> _Required work_
In the listing below, locate the lines that hold "Leibeserben" and copy them.

> _Records supplied_
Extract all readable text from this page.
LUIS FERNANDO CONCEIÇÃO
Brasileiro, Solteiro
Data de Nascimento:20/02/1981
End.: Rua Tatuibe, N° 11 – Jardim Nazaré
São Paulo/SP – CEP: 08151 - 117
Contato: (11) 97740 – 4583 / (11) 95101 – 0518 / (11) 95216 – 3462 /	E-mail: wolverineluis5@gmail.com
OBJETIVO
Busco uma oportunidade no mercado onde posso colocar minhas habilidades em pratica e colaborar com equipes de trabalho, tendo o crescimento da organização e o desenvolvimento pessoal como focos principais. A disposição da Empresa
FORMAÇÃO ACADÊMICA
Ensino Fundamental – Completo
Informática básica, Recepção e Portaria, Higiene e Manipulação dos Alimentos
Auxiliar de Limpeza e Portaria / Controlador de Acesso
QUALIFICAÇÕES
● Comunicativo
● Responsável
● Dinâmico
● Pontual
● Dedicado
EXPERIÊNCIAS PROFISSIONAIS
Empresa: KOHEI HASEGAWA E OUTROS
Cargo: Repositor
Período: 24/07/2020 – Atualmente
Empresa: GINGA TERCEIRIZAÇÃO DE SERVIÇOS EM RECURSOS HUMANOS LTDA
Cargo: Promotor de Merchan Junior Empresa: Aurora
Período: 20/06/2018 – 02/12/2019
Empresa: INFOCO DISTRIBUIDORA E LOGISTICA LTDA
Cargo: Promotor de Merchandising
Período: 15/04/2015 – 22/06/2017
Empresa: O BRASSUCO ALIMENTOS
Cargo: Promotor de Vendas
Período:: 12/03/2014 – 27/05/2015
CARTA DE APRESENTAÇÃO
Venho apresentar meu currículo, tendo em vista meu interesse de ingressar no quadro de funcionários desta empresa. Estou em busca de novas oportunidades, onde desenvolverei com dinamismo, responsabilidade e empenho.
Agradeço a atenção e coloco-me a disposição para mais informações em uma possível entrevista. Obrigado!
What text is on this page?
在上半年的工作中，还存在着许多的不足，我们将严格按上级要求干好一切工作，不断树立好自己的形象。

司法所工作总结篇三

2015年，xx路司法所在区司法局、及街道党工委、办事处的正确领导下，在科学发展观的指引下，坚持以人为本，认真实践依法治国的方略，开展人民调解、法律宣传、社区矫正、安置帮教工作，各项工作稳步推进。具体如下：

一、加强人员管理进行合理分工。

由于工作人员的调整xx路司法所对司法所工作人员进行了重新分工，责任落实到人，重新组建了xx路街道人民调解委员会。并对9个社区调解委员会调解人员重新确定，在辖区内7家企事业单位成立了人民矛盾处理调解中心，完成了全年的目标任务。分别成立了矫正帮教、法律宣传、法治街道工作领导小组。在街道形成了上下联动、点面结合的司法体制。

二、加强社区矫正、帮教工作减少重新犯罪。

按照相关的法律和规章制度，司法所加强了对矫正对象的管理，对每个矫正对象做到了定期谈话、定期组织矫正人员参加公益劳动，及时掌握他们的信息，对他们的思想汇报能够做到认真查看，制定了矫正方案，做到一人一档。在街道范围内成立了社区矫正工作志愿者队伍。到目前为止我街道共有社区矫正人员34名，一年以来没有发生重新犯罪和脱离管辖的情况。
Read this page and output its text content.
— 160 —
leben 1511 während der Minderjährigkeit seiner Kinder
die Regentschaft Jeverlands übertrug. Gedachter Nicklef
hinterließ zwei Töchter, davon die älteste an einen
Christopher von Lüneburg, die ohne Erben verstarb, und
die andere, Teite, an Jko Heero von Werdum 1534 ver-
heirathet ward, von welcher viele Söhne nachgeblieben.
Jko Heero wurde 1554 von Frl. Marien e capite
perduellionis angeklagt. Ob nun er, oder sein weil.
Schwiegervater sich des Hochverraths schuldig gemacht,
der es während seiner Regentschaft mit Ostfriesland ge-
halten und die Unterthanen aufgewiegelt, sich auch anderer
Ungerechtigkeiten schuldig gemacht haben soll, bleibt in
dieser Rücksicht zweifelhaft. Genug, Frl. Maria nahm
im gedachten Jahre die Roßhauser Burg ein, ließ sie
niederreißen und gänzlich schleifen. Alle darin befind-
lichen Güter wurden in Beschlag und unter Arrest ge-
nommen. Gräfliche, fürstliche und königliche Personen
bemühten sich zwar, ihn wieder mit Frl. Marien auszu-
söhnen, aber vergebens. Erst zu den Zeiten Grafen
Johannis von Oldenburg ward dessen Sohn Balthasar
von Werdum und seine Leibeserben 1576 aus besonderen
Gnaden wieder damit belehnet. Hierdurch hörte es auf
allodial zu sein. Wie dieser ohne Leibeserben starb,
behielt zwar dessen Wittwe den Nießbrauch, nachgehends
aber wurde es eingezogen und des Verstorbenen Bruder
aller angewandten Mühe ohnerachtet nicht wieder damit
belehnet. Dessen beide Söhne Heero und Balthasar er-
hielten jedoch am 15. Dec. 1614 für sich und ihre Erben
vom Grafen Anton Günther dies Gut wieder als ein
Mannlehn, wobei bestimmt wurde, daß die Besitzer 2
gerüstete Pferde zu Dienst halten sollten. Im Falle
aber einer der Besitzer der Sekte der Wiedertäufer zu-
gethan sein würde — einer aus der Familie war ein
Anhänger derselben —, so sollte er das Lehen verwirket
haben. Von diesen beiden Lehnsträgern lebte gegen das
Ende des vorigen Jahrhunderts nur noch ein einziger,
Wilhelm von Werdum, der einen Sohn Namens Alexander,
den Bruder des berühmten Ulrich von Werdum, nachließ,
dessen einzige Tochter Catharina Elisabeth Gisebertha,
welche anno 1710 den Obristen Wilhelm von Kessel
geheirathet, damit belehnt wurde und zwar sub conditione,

> _Solution for this exercise_
von Werdum und seine Leibeserben 1576 aus besonderen
allodial zu sein. Wie dieser ohne Leibeserben starb,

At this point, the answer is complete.